_Supplied entries_.
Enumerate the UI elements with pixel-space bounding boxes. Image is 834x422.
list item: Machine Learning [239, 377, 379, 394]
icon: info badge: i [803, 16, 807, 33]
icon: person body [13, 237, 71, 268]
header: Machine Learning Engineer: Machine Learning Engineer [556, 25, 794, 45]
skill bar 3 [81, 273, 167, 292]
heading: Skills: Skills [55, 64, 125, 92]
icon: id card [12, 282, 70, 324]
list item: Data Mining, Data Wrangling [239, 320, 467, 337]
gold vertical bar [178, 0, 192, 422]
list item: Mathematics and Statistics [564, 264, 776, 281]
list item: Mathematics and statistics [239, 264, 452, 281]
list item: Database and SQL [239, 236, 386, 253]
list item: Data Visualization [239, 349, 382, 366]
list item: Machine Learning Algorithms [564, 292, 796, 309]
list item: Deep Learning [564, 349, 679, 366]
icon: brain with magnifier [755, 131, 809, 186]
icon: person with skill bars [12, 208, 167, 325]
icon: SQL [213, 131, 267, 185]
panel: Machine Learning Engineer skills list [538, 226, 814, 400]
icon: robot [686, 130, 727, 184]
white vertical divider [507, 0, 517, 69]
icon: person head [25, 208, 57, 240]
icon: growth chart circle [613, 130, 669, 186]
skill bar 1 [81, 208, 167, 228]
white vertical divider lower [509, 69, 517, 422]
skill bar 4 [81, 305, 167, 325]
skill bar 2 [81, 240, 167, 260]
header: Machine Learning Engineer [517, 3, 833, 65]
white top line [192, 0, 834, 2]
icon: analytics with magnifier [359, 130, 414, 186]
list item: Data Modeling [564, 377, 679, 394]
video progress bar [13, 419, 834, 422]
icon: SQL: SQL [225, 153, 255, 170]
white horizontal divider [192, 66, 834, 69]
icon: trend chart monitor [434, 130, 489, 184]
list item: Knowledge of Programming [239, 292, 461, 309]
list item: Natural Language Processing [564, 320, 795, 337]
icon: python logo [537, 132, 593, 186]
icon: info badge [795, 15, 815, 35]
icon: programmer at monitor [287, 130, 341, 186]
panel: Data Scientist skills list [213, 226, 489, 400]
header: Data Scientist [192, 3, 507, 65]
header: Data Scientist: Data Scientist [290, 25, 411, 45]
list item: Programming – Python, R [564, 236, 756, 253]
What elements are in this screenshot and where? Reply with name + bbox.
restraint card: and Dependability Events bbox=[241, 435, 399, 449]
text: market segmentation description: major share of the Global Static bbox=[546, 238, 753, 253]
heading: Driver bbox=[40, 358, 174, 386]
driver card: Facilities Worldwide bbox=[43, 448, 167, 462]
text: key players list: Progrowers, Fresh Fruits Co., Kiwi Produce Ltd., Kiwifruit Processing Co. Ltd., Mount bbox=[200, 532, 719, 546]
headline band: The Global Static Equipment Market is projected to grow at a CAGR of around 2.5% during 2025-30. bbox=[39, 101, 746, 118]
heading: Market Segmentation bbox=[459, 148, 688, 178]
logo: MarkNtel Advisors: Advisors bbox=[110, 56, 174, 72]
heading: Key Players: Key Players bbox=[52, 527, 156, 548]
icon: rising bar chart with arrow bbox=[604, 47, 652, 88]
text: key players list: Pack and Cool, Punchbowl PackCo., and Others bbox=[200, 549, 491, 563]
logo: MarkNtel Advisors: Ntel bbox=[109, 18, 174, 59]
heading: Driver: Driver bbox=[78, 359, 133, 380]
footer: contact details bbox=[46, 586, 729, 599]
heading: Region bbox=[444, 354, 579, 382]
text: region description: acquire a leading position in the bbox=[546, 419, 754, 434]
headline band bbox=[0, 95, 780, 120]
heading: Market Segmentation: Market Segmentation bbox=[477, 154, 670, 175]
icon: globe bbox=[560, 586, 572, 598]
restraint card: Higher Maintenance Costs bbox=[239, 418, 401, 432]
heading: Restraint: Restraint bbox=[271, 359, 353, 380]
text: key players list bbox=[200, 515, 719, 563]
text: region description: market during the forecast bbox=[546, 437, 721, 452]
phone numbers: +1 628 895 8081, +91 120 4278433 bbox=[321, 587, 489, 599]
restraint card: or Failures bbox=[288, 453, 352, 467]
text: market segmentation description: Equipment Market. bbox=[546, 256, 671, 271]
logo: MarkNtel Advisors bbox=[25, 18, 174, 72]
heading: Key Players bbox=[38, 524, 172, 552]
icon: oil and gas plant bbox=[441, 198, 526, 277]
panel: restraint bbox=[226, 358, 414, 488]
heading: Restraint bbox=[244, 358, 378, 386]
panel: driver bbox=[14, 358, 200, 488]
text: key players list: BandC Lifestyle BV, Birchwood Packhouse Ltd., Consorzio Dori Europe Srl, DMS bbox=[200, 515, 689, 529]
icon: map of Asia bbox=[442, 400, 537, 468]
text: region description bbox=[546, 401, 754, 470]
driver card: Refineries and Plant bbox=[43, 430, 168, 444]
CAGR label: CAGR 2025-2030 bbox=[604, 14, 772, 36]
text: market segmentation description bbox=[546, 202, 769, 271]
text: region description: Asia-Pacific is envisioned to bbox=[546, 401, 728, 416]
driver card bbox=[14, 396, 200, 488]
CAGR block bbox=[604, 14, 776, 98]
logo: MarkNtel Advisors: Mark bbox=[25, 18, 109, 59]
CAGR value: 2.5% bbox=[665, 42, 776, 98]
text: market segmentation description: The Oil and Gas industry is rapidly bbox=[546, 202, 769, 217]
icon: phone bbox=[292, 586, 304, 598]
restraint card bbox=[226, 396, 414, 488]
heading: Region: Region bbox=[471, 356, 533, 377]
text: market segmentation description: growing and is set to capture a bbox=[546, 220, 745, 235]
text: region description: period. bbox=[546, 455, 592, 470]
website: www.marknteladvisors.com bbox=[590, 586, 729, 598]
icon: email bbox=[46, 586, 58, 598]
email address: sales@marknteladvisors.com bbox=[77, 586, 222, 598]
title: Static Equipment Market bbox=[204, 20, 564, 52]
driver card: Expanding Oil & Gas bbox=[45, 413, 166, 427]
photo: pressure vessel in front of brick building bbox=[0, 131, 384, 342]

_Goal of the exercise_.
Extract every line of the entries above word for word, in the same order.

_The result_.
Enumerate the UI elements with pixel-space bounding boxes. Image is 834x422.
list item: Machine Learning [239, 377, 379, 394]
icon: info badge: i [803, 16, 807, 33]
icon: person body [13, 237, 71, 268]
header: Machine Learning Engineer: Machine Learning Engineer [556, 25, 794, 45]
skill bar 3 [81, 273, 167, 292]
heading: Skills: Skills [55, 64, 125, 92]
icon: id card [12, 282, 70, 324]
list item: Data Mining, Data Wrangling [239, 320, 467, 337]
gold vertical bar [178, 0, 192, 422]
list item: Mathematics and Statistics [564, 264, 776, 281]
list item: Mathematics and statistics [239, 264, 452, 281]
list item: Database and SQL [239, 236, 386, 253]
list item: Data Visualization [239, 349, 382, 366]
list item: Machine Learning Algorithms [564, 292, 796, 309]
list item: Deep Learning [564, 349, 679, 366]
icon: brain with magnifier [755, 131, 809, 186]
icon: person with skill bars [12, 208, 167, 325]
icon: SQL [213, 131, 267, 185]
panel: Machine Learning Engineer skills list [538, 226, 814, 400]
icon: robot [686, 130, 727, 184]
white vertical divider [507, 0, 517, 69]
icon: person head [25, 208, 57, 240]
icon: growth chart circle [613, 130, 669, 186]
skill bar 1 [81, 208, 167, 228]
white vertical divider lower [509, 69, 517, 422]
skill bar 4 [81, 305, 167, 325]
skill bar 2 [81, 240, 167, 260]
header: Machine Learning Engineer [517, 3, 833, 65]
white top line [192, 0, 834, 2]
icon: analytics with magnifier [359, 130, 414, 186]
list item: Data Modeling [564, 377, 679, 394]
video progress bar [13, 419, 834, 422]
icon: SQL: SQL [225, 153, 255, 170]
white horizontal divider [192, 66, 834, 69]
icon: trend chart monitor [434, 130, 489, 184]
list item: Knowledge of Programming [239, 292, 461, 309]
list item: Natural Language Processing [564, 320, 795, 337]
icon: python logo [537, 132, 593, 186]
icon: info badge [795, 15, 815, 35]
icon: programmer at monitor [287, 130, 341, 186]
panel: Data Scientist skills list [213, 226, 489, 400]
header: Data Scientist [192, 3, 507, 65]
header: Data Scientist: Data Scientist [290, 25, 411, 45]
list item: Programming – Python, R [564, 236, 756, 253]
What elements are in this screenshot and where? Reply with name + bbox.
restraint card: and Dependability Events bbox=[241, 435, 399, 449]
text: market segmentation description: major share of the Global Static bbox=[546, 238, 753, 253]
heading: Driver bbox=[40, 358, 174, 386]
driver card: Facilities Worldwide bbox=[43, 448, 167, 462]
text: key players list: Progrowers, Fresh Fruits Co., Kiwi Produce Ltd., Kiwifruit Processing Co. Ltd., Mount bbox=[200, 532, 719, 546]
headline band: The Global Static Equipment Market is projected to grow at a CAGR of around 2.5% during 2025-30. bbox=[39, 101, 746, 118]
heading: Market Segmentation bbox=[459, 148, 688, 178]
logo: MarkNtel Advisors: Advisors bbox=[110, 56, 174, 72]
heading: Key Players: Key Players bbox=[52, 527, 156, 548]
icon: rising bar chart with arrow bbox=[604, 47, 652, 88]
text: key players list: Pack and Cool, Punchbowl PackCo., and Others bbox=[200, 549, 491, 563]
logo: MarkNtel Advisors: Ntel bbox=[109, 18, 174, 59]
heading: Driver: Driver bbox=[78, 359, 133, 380]
footer: contact details bbox=[46, 586, 729, 599]
heading: Region bbox=[444, 354, 579, 382]
text: region description: acquire a leading position in the bbox=[546, 419, 754, 434]
headline band bbox=[0, 95, 780, 120]
heading: Market Segmentation: Market Segmentation bbox=[477, 154, 670, 175]
icon: globe bbox=[560, 586, 572, 598]
restraint card: Higher Maintenance Costs bbox=[239, 418, 401, 432]
heading: Restraint: Restraint bbox=[271, 359, 353, 380]
text: key players list bbox=[200, 515, 719, 563]
text: region description: market during the forecast bbox=[546, 437, 721, 452]
phone numbers: +1 628 895 8081, +91 120 4278433 bbox=[321, 587, 489, 599]
restraint card: or Failures bbox=[288, 453, 352, 467]
text: market segmentation description: Equipment Market. bbox=[546, 256, 671, 271]
logo: MarkNtel Advisors bbox=[25, 18, 174, 72]
heading: Key Players bbox=[38, 524, 172, 552]
icon: oil and gas plant bbox=[441, 198, 526, 277]
panel: restraint bbox=[226, 358, 414, 488]
heading: Restraint bbox=[244, 358, 378, 386]
panel: driver bbox=[14, 358, 200, 488]
text: key players list: BandC Lifestyle BV, Birchwood Packhouse Ltd., Consorzio Dori Europe Srl, DMS bbox=[200, 515, 689, 529]
icon: map of Asia bbox=[442, 400, 537, 468]
text: region description bbox=[546, 401, 754, 470]
driver card: Refineries and Plant bbox=[43, 430, 168, 444]
CAGR label: CAGR 2025-2030 bbox=[604, 14, 772, 36]
text: market segmentation description bbox=[546, 202, 769, 271]
text: region description: Asia-Pacific is envisioned to bbox=[546, 401, 728, 416]
driver card bbox=[14, 396, 200, 488]
CAGR block bbox=[604, 14, 776, 98]
logo: MarkNtel Advisors: Mark bbox=[25, 18, 109, 59]
CAGR value: 2.5% bbox=[665, 42, 776, 98]
text: market segmentation description: The Oil and Gas industry is rapidly bbox=[546, 202, 769, 217]
icon: phone bbox=[292, 586, 304, 598]
restraint card bbox=[226, 396, 414, 488]
heading: Region: Region bbox=[471, 356, 533, 377]
text: market segmentation description: growing and is set to capture a bbox=[546, 220, 745, 235]
text: region description: period. bbox=[546, 455, 592, 470]
website: www.marknteladvisors.com bbox=[590, 586, 729, 598]
icon: email bbox=[46, 586, 58, 598]
email address: sales@marknteladvisors.com bbox=[77, 586, 222, 598]
title: Static Equipment Market bbox=[204, 20, 564, 52]
driver card: Expanding Oil & Gas bbox=[45, 413, 166, 427]
photo: pressure vessel in front of brick building bbox=[0, 131, 384, 342]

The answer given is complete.